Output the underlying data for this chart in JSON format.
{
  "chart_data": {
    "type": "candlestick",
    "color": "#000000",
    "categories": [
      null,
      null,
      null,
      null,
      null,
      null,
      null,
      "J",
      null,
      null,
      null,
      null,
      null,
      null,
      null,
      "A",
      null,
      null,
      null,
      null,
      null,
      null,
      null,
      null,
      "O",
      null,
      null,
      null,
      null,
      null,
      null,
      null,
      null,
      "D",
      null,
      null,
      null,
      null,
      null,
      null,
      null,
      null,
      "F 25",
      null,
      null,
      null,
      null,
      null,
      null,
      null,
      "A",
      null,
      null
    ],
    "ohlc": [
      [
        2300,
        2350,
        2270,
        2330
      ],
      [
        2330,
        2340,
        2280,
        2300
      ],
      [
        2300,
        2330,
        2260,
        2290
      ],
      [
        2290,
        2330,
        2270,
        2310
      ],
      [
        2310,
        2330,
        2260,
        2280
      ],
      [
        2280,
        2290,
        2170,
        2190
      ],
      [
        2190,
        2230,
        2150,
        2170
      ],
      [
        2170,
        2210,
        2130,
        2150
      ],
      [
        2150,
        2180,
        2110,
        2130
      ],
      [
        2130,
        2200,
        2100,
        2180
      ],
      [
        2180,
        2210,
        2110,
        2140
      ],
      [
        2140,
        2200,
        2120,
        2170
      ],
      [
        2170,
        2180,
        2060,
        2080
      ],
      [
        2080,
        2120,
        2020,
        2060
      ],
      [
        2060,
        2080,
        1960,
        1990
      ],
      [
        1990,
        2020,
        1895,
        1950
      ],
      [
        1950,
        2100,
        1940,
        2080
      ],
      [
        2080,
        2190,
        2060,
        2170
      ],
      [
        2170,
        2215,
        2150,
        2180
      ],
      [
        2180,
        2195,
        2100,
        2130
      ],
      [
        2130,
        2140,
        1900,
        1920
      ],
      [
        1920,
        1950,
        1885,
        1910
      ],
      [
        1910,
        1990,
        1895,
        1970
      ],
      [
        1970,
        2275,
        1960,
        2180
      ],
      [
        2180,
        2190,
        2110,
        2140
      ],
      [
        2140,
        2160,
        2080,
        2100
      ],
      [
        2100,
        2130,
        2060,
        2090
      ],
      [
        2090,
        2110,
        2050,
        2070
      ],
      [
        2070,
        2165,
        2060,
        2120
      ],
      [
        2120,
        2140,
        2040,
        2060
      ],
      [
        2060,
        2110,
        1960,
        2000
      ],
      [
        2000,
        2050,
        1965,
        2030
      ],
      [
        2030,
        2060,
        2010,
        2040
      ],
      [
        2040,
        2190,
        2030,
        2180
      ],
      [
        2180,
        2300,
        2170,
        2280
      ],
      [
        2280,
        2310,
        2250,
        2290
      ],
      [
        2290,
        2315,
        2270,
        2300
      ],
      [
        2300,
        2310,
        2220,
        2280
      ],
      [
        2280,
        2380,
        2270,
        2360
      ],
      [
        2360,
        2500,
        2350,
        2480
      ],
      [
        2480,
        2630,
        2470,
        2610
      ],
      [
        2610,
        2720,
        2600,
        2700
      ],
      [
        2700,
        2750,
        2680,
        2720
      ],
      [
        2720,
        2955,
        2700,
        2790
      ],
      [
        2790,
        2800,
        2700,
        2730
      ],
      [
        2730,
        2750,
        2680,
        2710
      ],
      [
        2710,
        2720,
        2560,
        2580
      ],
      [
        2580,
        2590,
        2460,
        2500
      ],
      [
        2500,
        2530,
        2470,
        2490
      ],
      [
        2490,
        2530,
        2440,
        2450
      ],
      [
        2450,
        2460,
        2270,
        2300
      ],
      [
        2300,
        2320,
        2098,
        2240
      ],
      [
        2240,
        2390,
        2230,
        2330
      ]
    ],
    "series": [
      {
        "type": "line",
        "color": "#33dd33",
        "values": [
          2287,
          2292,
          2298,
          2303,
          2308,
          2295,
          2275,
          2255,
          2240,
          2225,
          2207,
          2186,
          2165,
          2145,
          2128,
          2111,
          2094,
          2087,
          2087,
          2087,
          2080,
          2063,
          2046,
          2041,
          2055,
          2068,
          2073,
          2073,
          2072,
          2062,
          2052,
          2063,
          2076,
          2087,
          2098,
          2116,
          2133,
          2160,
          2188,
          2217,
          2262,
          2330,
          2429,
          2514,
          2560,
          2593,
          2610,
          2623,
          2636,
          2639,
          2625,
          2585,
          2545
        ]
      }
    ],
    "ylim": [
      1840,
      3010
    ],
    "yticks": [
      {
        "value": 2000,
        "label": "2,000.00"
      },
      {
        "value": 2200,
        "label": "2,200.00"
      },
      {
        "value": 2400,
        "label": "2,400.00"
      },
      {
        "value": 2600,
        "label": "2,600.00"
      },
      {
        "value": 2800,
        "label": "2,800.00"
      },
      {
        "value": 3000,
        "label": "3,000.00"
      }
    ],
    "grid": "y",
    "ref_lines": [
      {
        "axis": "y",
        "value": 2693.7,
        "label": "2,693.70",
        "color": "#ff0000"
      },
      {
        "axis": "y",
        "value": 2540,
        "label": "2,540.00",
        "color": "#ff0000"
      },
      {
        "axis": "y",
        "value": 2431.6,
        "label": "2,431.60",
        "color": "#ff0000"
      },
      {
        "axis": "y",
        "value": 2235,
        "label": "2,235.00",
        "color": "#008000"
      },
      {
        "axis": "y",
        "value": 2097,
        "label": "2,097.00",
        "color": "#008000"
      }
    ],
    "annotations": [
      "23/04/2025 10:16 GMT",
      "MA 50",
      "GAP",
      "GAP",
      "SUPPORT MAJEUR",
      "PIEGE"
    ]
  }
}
════
Problem details:
The records above are to be repeated exactly, in their entirety.

Problem solution:
Output the underlying data for this chart in JSON format.
{
  "chart_data": {
    "type": "candlestick",
    "color": "#000000",
    "categories": [
      null,
      null,
      null,
      null,
      null,
      null,
      null,
      "J",
      null,
      null,
      null,
      null,
      null,
      null,
      null,
      "A",
      null,
      null,
      null,
      null,
      null,
      null,
      null,
      null,
      "O",
      null,
      null,
      null,
      null,
      null,
      null,
      null,
      null,
      "D",
      null,
      null,
      null,
      null,
      null,
      null,
      null,
      null,
      "F 25",
      null,
      null,
      null,
      null,
      null,
      null,
      null,
      "A",
      null,
      null
    ],
    "ohlc": [
      [
        2300,
        2350,
        2270,
        2330
      ],
      [
        2330,
        2340,
        2280,
        2300
      ],
      [
        2300,
        2330,
        2260,
        2290
      ],
      [
        2290,
        2330,
        2270,
        2310
      ],
      [
        2310,
        2330,
        2260,
        2280
      ],
      [
        2280,
        2290,
        2170,
        2190
      ],
      [
        2190,
        2230,
        2150,
        2170
      ],
      [
        2170,
        2210,
        2130,
        2150
      ],
      [
        2150,
        2180,
        2110,
        2130
      ],
      [
        2130,
        2200,
        2100,
        2180
      ],
      [
        2180,
        2210,
        2110,
        2140
      ],
      [
        2140,
        2200,
        2120,
        2170
      ],
      [
        2170,
        2180,
        2060,
        2080
      ],
      [
        2080,
        2120,
        2020,
        2060
      ],
      [
        2060,
        2080,
        1960,
        1990
      ],
      [
        1990,
        2020,
        1895,
        1950
      ],
      [
        1950,
        2100,
        1940,
        2080
      ],
      [
        2080,
        2190,
        2060,
        2170
      ],
      [
        2170,
        2215,
        2150,
        2180
      ],
      [
        2180,
        2195,
        2100,
        2130
      ],
      [
        2130,
        2140,
        1900,
        1920
      ],
      [
        1920,
        1950,
        1885,
        1910
      ],
      [
        1910,
        1990,
        1895,
        1970
      ],
      [
        1970,
        2275,
        1960,
        2180
      ],
      [
        2180,
        2190,
        2110,
        2140
      ],
      [
        2140,
        2160,
        2080,
        2100
      ],
      [
        2100,
        2130,
        2060,
        2090
      ],
      [
        2090,
        2110,
        2050,
        2070
      ],
      [
        2070,
        2165,
        2060,
        2120
      ],
      [
        2120,
        2140,
        2040,
        2060
      ],
      [
        2060,
        2110,
        1960,
        2000
      ],
      [
        2000,
        2050,
        1965,
        2030
      ],
      [
        2030,
        2060,
        2010,
        2040
      ],
      [
        2040,
        2190,
        2030,
        2180
      ],
      [
        2180,
        2300,
        2170,
        2280
      ],
      [
        2280,
        2310,
        2250,
        2290
      ],
      [
        2290,
        2315,
        2270,
        2300
      ],
      [
        2300,
        2310,
        2220,
        2280
      ],
      [
        2280,
        2380,
        2270,
        2360
      ],
      [
        2360,
        2500,
        2350,
        2480
      ],
      [
        2480,
        2630,
        2470,
        2610
      ],
      [
        2610,
        2720,
        2600,
        2700
      ],
      [
        2700,
        2750,
        2680,
        2720
      ],
      [
        2720,
        2955,
        2700,
        2790
      ],
      [
        2790,
        2800,
        2700,
        2730
      ],
      [
        2730,
        2750,
        2680,
        2710
      ],
      [
        2710,
        2720,
        2560,
        2580
      ],
      [
        2580,
        2590,
        2460,
        2500
      ],
      [
        2500,
        2530,
        2470,
        2490
      ],
      [
        2490,
        2530,
        2440,
        2450
      ],
      [
        2450,
        2460,
        2270,
        2300
      ],
      [
        2300,
        2320,
        2098,
        2240
      ],
      [
        2240,
        2390,
        2230,
        2330
      ]
    ],
    "series": [
      {
        "type": "line",
        "color": "#33dd33",
        "values": [
          2287,
          2292,
          2298,
          2303,
          2308,
          2295,
          2275,
          2255,
          2240,
          2225,
          2207,
          2186,
          2165,
          2145,
          2128,
          2111,
          2094,
          2087,
          2087,
          2087,
          2080,
          2063,
          2046,
          2041,
          2055,
          2068,
          2073,
          2073,
          2072,
          2062,
          2052,
          2063,
          2076,
          2087,
          2098,
          2116,
          2133,
          2160,
          2188,
          2217,
          2262,
          2330,
          2429,
          2514,
          2560,
          2593,
          2610,
          2623,
          2636,
          2639,
          2625,
          2585,
          2545
        ]
      }
    ],
    "ylim": [
      1840,
      3010
    ],
    "yticks": [
      {
        "value": 2000,
        "label": "2,000.00"
      },
      {
        "value": 2200,
        "label": "2,200.00"
      },
      {
        "value": 2400,
        "label": "2,400.00"
      },
      {
        "value": 2600,
        "label": "2,600.00"
      },
      {
        "value": 2800,
        "label": "2,800.00"
      },
      {
        "value": 3000,
        "label": "3,000.00"
      }
    ],
    "grid": "y",
    "ref_lines": [
      {
        "axis": "y",
        "value": 2693.7,
        "label": "2,693.70",
        "color": "#ff0000"
      },
      {
        "axis": "y",
        "value": 2540,
        "label": "2,540.00",
        "color": "#ff0000"
      },
      {
        "axis": "y",
        "value": 2431.6,
        "label": "2,431.60",
        "color": "#ff0000"
      },
      {
        "axis": "y",
        "value": 2235,
        "label": "2,235.00",
        "color": "#008000"
      },
      {
        "axis": "y",
        "value": 2097,
        "label": "2,097.00",
        "color": "#008000"
      }
    ],
    "annotations": [
      "23/04/2025 10:16 GMT",
      "MA 50",
      "GAP",
      "GAP",
      "SUPPORT MAJEUR",
      "PIEGE"
    ]
  }
}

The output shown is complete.